SOURCE TEXT:
BEGIN

Answer
Solution set: $\displaystyle \{-3,-\frac{4}{3}\}$
Work Step by Step
$g(a)=20$
$\displaystyle \frac{5}{a+2}+\frac{25}{a^{2}+4a+4}=20$
... recognize a perfect square: $a^{2}+4a+4=a^{2}+2\cdot 2\cdot a+2^{2}$
$\displaystyle \frac{5}{a+2}+\frac{25}{(a+2)^{2}}=20$
...Multiply the equation with the LCD=$(a+2)^{2}$
$ 5(a+2)+25=20(a+2)^{2}\qquad$ ... simplify (distribute)
$5a+10+25=20(a^{2}+4a+4)$
$ 5a+35=20a^{2}+80a+80\qquad$ ... divide all with 5
$ a+7=4a^{2}+16a+16\qquad$ ... add $-a-7$
$0=4a^{2}+15a+9$
We want to factor the RHS. Search for factors of ac whose sum is b...

END

PROVIDED INFORMATION:
BEGIN

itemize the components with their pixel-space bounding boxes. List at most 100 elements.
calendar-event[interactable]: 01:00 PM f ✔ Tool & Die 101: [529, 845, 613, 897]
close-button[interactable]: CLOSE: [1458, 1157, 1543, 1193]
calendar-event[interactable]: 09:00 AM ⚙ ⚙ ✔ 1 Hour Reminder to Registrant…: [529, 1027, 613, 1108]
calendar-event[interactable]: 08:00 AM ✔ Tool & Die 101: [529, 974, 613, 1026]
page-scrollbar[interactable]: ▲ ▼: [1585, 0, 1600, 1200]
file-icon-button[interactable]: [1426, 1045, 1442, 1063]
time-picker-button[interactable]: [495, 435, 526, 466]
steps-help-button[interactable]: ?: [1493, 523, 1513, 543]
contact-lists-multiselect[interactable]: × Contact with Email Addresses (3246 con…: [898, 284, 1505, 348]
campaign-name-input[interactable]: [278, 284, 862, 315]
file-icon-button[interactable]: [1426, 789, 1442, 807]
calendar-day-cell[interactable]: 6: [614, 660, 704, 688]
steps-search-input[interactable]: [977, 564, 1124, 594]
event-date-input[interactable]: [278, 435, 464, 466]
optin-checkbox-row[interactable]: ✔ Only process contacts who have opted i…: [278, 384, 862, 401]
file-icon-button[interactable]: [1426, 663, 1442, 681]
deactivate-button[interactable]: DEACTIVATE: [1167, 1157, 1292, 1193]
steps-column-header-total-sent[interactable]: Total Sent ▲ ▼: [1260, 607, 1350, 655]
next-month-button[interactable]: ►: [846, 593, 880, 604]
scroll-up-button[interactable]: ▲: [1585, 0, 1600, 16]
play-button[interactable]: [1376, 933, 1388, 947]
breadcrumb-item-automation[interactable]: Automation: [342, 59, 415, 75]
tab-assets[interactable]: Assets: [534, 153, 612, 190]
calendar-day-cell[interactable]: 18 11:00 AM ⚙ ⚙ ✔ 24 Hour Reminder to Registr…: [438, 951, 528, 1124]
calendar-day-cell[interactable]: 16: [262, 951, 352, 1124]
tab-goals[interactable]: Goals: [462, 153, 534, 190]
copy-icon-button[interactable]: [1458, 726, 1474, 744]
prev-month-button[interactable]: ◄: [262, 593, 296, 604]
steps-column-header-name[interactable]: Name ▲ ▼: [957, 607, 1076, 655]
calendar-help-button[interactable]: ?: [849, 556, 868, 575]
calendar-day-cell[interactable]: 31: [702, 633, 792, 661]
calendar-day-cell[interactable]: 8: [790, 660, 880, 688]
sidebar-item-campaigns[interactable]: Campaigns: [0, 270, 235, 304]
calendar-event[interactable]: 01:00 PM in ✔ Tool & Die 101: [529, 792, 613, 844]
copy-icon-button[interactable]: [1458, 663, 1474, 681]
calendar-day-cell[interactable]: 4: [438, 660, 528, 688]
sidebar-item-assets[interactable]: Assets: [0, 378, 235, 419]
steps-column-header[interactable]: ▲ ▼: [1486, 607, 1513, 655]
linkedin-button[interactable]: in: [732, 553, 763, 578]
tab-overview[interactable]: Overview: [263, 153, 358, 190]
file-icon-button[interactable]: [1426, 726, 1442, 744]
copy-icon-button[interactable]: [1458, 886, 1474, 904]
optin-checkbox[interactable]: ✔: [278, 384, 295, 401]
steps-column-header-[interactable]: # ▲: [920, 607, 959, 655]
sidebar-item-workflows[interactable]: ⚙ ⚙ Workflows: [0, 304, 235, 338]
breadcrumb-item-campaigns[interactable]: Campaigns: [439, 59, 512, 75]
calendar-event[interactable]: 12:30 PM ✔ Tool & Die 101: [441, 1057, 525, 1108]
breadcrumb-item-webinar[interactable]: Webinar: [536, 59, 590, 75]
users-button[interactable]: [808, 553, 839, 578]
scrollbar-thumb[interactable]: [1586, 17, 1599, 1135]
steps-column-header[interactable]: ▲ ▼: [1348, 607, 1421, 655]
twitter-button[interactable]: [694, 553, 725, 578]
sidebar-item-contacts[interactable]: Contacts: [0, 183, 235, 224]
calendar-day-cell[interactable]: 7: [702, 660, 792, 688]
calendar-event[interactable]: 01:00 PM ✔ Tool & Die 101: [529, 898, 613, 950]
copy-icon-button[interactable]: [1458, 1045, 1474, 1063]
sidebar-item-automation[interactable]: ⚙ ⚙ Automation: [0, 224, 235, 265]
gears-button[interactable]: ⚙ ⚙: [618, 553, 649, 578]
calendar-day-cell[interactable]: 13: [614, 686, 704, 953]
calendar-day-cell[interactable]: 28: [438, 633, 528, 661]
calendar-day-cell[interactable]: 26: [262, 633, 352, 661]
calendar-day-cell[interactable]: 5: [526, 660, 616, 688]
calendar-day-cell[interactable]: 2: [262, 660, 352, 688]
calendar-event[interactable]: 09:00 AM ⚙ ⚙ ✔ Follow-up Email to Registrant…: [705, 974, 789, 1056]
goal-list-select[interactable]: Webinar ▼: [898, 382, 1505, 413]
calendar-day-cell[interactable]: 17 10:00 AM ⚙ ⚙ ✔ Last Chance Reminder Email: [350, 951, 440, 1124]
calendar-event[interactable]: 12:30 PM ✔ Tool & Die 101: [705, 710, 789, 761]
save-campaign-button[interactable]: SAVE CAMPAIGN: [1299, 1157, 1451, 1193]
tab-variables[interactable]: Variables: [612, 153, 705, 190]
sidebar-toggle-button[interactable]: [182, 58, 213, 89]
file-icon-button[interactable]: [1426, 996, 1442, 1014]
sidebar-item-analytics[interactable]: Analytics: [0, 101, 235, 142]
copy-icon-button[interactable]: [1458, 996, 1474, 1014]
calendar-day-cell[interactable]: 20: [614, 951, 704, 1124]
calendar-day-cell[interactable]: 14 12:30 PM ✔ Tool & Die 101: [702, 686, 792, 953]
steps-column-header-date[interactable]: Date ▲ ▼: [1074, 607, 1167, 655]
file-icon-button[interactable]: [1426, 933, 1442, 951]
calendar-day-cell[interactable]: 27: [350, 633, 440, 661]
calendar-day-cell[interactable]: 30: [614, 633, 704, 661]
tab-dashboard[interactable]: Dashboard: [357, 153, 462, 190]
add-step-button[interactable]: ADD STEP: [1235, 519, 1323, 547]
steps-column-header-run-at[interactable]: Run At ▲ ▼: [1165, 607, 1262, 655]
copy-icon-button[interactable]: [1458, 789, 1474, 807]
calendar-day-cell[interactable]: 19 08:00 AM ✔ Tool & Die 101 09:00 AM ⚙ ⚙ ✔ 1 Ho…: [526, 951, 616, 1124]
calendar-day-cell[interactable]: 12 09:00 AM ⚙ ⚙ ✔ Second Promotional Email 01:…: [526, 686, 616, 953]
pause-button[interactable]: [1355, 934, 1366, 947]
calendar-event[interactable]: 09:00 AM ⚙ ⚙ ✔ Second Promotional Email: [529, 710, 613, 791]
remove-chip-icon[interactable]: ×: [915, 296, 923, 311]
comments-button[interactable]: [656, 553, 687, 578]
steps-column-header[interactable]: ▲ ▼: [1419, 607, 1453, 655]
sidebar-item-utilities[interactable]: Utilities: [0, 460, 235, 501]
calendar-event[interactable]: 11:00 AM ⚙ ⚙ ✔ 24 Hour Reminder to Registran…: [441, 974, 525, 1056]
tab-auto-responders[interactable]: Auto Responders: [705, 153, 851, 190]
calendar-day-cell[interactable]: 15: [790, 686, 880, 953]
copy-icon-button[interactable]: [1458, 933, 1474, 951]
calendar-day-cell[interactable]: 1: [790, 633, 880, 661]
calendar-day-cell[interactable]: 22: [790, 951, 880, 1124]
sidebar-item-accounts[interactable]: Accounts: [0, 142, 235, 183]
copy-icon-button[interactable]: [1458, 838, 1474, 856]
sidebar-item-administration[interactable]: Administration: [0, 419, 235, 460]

END

WHAT IS REQUIRED: Continue the step-by-step solution of the equation $g(a)=20$ from its last line, finishing the work.

REPLY TO THE TASK:
... we find $12$ and $3$, factors of $4\times 9=36$ whose sum is $15$
$ 0=4a^{2}+12a+3a+9\qquad$ ... factor in pairs
$0=4a(a+3)+3(a+3)$
$0=(a+3)(4a+3)$
By the zero product principle,
$a\displaystyle \in\{-3,-\frac{4}{3}\}, $ ... both values satisfy (*).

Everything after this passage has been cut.